(Structured figure records)
•••••

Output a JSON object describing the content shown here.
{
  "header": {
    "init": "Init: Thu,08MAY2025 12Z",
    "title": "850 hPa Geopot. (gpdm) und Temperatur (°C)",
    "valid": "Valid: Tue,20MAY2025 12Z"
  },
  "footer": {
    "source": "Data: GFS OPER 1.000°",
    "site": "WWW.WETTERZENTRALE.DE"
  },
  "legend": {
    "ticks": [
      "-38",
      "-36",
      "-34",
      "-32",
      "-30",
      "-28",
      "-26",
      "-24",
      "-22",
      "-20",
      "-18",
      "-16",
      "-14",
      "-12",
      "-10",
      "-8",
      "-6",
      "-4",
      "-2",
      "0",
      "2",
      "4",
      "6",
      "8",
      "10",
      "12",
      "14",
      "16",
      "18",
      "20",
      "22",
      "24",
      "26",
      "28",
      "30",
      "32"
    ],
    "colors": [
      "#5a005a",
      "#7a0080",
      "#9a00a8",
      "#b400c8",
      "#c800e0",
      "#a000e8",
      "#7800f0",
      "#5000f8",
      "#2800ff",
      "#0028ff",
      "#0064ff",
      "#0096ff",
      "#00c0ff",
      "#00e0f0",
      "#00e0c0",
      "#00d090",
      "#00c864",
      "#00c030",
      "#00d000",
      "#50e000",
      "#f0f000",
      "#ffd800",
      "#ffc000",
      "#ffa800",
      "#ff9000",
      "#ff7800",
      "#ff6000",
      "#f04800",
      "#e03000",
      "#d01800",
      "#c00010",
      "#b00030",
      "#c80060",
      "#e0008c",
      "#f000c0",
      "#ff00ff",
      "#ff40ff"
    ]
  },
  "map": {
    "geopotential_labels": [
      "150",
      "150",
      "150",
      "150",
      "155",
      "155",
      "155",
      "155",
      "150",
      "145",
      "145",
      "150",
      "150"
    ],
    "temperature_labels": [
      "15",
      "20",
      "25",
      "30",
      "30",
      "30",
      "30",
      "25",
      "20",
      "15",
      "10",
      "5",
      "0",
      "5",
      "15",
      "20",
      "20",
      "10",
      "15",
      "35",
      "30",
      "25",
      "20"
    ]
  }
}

•••••

▸ **Task to complete**
Write the material out again word for word.

▸ **The answer**
Output a JSON object describing the content shown here.
{
  "header": {
    "init": "Init: Thu,08MAY2025 12Z",
    "title": "850 hPa Geopot. (gpdm) und Temperatur (°C)",
    "valid": "Valid: Tue,20MAY2025 12Z"
  },
  "footer": {
    "source": "Data: GFS OPER 1.000°",
    "site": "WWW.WETTERZENTRALE.DE"
  },
  "legend": {
    "ticks": [
      "-38",
      "-36",
      "-34",
      "-32",
      "-30",
      "-28",
      "-26",
      "-24",
      "-22",
      "-20",
      "-18",
      "-16",
      "-14",
      "-12",
      "-10",
      "-8",
      "-6",
      "-4",
      "-2",
      "0",
      "2",
      "4",
      "6",
      "8",
      "10",
      "12",
      "14",
      "16",
      "18",
      "20",
      "22",
      "24",
      "26",
      "28",
      "30",
      "32"
    ],
    "colors": [
      "#5a005a",
      "#7a0080",
      "#9a00a8",
      "#b400c8",
      "#c800e0",
      "#a000e8",
      "#7800f0",
      "#5000f8",
      "#2800ff",
      "#0028ff",
      "#0064ff",
      "#0096ff",
      "#00c0ff",
      "#00e0f0",
      "#00e0c0",
      "#00d090",
      "#00c864",
      "#00c030",
      "#00d000",
      "#50e000",
      "#f0f000",
      "#ffd800",
      "#ffc000",
      "#ffa800",
      "#ff9000",
      "#ff7800",
      "#ff6000",
      "#f04800",
      "#e03000",
      "#d01800",
      "#c00010",
      "#b00030",
      "#c80060",
      "#e0008c",
      "#f000c0",
      "#ff00ff",
      "#ff40ff"
    ]
  },
  "map": {
    "geopotential_labels": [
      "150",
      "150",
      "150",
      "150",
      "155",
      "155",
      "155",
      "155",
      "150",
      "145",
      "145",
      "150",
      "150"
    ],
    "temperature_labels": [
      "15",
      "20",
      "25",
      "30",
      "30",
      "30",
      "30",
      "25",
      "20",
      "15",
      "10",
      "5",
      "0",
      "5",
      "15",
      "20",
      "20",
      "10",
      "15",
      "35",
      "30",
      "25",
      "20"
    ]
  }
}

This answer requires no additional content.